Boxed element entries
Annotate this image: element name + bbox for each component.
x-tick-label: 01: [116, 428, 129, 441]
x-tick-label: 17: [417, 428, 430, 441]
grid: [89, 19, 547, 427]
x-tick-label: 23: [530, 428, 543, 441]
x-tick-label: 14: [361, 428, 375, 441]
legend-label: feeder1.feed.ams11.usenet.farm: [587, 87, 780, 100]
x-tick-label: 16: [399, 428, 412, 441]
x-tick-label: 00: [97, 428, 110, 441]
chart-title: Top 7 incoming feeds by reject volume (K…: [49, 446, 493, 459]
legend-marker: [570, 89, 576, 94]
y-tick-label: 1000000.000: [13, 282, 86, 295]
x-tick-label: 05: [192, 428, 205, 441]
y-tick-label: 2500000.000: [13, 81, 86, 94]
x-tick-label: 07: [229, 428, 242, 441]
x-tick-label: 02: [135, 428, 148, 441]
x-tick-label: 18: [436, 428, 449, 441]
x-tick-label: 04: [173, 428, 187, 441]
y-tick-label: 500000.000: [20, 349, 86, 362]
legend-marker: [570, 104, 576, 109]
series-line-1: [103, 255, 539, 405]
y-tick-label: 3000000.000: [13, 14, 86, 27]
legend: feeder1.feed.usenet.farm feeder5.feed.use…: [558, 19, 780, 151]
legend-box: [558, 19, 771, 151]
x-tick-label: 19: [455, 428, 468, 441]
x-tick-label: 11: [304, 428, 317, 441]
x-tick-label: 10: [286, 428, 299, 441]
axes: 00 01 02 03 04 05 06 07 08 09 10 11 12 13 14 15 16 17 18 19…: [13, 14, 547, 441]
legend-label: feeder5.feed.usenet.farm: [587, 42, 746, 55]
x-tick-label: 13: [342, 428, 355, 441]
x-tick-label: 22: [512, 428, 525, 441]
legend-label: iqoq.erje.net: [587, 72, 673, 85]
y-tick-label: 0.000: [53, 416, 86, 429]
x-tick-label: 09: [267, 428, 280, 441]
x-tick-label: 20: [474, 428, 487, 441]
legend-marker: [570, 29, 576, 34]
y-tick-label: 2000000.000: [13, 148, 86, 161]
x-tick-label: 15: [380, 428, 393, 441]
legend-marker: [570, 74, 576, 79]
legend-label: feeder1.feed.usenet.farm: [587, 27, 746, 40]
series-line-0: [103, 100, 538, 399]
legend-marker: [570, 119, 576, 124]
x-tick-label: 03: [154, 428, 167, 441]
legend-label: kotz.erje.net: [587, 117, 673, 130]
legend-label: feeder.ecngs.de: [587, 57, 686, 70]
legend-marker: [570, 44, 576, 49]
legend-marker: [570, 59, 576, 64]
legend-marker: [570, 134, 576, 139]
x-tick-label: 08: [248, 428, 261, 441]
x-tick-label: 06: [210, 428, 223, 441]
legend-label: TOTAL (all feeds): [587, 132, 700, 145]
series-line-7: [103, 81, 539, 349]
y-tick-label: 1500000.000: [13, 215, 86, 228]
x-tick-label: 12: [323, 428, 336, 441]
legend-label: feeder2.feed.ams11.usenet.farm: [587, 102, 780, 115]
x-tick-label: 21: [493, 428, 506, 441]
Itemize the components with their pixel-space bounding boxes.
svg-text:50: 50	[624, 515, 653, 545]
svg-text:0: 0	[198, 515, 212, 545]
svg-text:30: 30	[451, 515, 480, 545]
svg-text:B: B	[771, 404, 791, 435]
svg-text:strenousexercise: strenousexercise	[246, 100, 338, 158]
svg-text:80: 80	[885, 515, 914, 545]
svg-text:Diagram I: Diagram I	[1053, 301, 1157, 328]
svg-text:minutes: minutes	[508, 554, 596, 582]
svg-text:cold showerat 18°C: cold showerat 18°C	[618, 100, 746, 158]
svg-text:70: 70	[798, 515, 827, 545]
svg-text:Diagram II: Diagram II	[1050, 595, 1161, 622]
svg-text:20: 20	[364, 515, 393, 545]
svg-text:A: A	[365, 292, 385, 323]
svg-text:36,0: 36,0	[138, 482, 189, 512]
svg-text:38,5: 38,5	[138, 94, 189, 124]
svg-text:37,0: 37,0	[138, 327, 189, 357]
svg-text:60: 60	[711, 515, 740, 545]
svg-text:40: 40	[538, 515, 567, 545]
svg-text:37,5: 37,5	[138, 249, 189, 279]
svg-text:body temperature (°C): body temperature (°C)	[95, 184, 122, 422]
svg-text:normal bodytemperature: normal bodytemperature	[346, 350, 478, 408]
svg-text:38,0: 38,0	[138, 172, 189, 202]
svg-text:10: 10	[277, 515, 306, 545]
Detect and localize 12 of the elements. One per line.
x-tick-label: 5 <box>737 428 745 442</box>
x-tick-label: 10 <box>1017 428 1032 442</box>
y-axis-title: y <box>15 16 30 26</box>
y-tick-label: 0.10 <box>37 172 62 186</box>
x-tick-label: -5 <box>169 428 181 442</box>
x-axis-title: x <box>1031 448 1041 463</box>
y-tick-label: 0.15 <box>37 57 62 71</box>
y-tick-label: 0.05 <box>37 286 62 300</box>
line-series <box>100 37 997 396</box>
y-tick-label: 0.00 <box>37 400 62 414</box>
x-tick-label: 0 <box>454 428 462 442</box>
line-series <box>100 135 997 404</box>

Short task
Please format every line of the records above as a JSON list of strings, one string per line, leaving out any blank lines.

Exercise solution
[
  "Annotate this image: element name + bbox for each component.",
  "x-tick-label: 01: [116, 428, 129, 441]",
  "x-tick-label: 17: [417, 428, 430, 441]",
  "grid: [89, 19, 547, 427]",
  "x-tick-label: 23: [530, 428, 543, 441]",
  "x-tick-label: 14: [361, 428, 375, 441]",
  "legend-label: feeder1.feed.ams11.usenet.farm: [587, 87, 780, 100]",
  "x-tick-label: 16: [399, 428, 412, 441]",
  "x-tick-label: 00: [97, 428, 110, 441]",
  "chart-title: Top 7 incoming feeds by reject volume (K…: [49, 446, 493, 459]",
  "legend-marker: [570, 89, 576, 94]",
  "y-tick-label: 1000000.000: [13, 282, 86, 295]",
  "x-tick-label: 05: [192, 428, 205, 441]",
  "y-tick-label: 2500000.000: [13, 81, 86, 94]",
  "x-tick-label: 07: [229, 428, 242, 441]",
  "x-tick-label: 02: [135, 428, 148, 441]",
  "x-tick-label: 18: [436, 428, 449, 441]",
  "x-tick-label: 04: [173, 428, 187, 441]",
  "y-tick-label: 500000.000: [20, 349, 86, 362]",
  "legend-marker: [570, 104, 576, 109]",
  "series-line-1: [103, 255, 539, 405]",
  "y-tick-label: 3000000.000: [13, 14, 86, 27]",
  "legend: feeder1.feed.usenet.farm feeder5.feed.use…: [558, 19, 780, 151]",
  "legend-box: [558, 19, 771, 151]",
  "x-tick-label: 19: [455, 428, 468, 441]",
  "x-tick-label: 11: [304, 428, 317, 441]",
  "x-tick-label: 10: [286, 428, 299, 441]",
  "axes: 00 01 02 03 04 05 06 07 08 09 10 11 12 13 14 15 16 17 18 19…: [13, 14, 547, 441]",
  "legend-label: feeder5.feed.usenet.farm: [587, 42, 746, 55]",
  "x-tick-label: 13: [342, 428, 355, 441]",
  "x-tick-label: 22: [512, 428, 525, 441]",
  "legend-label: iqoq.erje.net: [587, 72, 673, 85]",
  "y-tick-label: 0.000: [53, 416, 86, 429]",
  "x-tick-label: 09: [267, 428, 280, 441]",
  "x-tick-label: 20: [474, 428, 487, 441]",
  "legend-marker: [570, 29, 576, 34]",
  "y-tick-label: 2000000.000: [13, 148, 86, 161]",
  "x-tick-label: 15: [380, 428, 393, 441]",
  "legend-marker: [570, 74, 576, 79]",
  "legend-label: feeder1.feed.usenet.farm: [587, 27, 746, 40]",
  "series-line-0: [103, 100, 538, 399]",
  "legend-marker: [570, 119, 576, 124]",
  "x-tick-label: 03: [154, 428, 167, 441]",
  "legend-label: kotz.erje.net: [587, 117, 673, 130]",
  "legend-label: feeder.ecngs.de: [587, 57, 686, 70]",
  "legend-marker: [570, 44, 576, 49]",
  "legend-marker: [570, 59, 576, 64]",
  "legend-marker: [570, 134, 576, 139]",
  "x-tick-label: 08: [248, 428, 261, 441]",
  "x-tick-label: 06: [210, 428, 223, 441]",
  "legend-label: TOTAL (all feeds): [587, 132, 700, 145]",
  "series-line-7: [103, 81, 539, 349]",
  "y-tick-label: 1500000.000: [13, 215, 86, 228]",
  "x-tick-label: 12: [323, 428, 336, 441]",
  "legend-label: feeder2.feed.ams11.usenet.farm: [587, 102, 780, 115]",
  "x-tick-label: 21: [493, 428, 506, 441]",
  "Itemize the components with their pixel-space bounding boxes.",
  "svg-text:50: 50\t[624, 515, 653, 545]",
  "svg-text:0: 0\t[198, 515, 212, 545]",
  "svg-text:30: 30\t[451, 515, 480, 545]",
  "svg-text:B: B\t[771, 404, 791, 435]",
  "svg-text:strenousexercise: strenousexercise\t[246, 100, 338, 158]",
  "svg-text:80: 80\t[885, 515, 914, 545]",
  "svg-text:Diagram I: Diagram I\t[1053, 301, 1157, 328]",
  "svg-text:minutes: minutes\t[508, 554, 596, 582]",
  "svg-text:cold showerat 18°C: cold showerat 18°C\t[618, 100, 746, 158]",
  "svg-text:70: 70\t[798, 515, 827, 545]",
  "svg-text:Diagram II: Diagram II\t[1050, 595, 1161, 622]",
  "svg-text:20: 20\t[364, 515, 393, 545]",
  "svg-text:A: A\t[365, 292, 385, 323]",
  "svg-text:36,0: 36,0\t[138, 482, 189, 512]",
  "svg-text:38,5: 38,5\t[138, 94, 189, 124]",
  "svg-text:37,0: 37,0\t[138, 327, 189, 357]",
  "svg-text:60: 60\t[711, 515, 740, 545]",
  "svg-text:40: 40\t[538, 515, 567, 545]",
  "svg-text:37,5: 37,5\t[138, 249, 189, 279]",
  "svg-text:body temperature (°C): body temperature (°C)\t[95, 184, 122, 422]",
  "svg-text:normal bodytemperature: normal bodytemperature\t[346, 350, 478, 408]",
  "svg-text:38,0: 38,0\t[138, 172, 189, 202]",
  "svg-text:10: 10\t[277, 515, 306, 545]",
  "Detect and localize 12 of the elements. One per line.",
  "x-tick-label: 5 <box>737 428 745 442</box>",
  "x-tick-label: 10 <box>1017 428 1032 442</box>",
  "y-axis-title: y <box>15 16 30 26</box>",
  "y-tick-label: 0.10 <box>37 172 62 186</box>",
  "x-tick-label: -5 <box>169 428 181 442</box>",
  "x-axis-title: x <box>1031 448 1041 463</box>",
  "y-tick-label: 0.15 <box>37 57 62 71</box>",
  "y-tick-label: 0.05 <box>37 286 62 300</box>",
  "line-series <box>100 37 997 396</box>",
  "y-tick-label: 0.00 <box>37 400 62 414</box>",
  "x-tick-label: 0 <box>454 428 462 442</box>",
  "line-series <box>100 135 997 404</box>"
]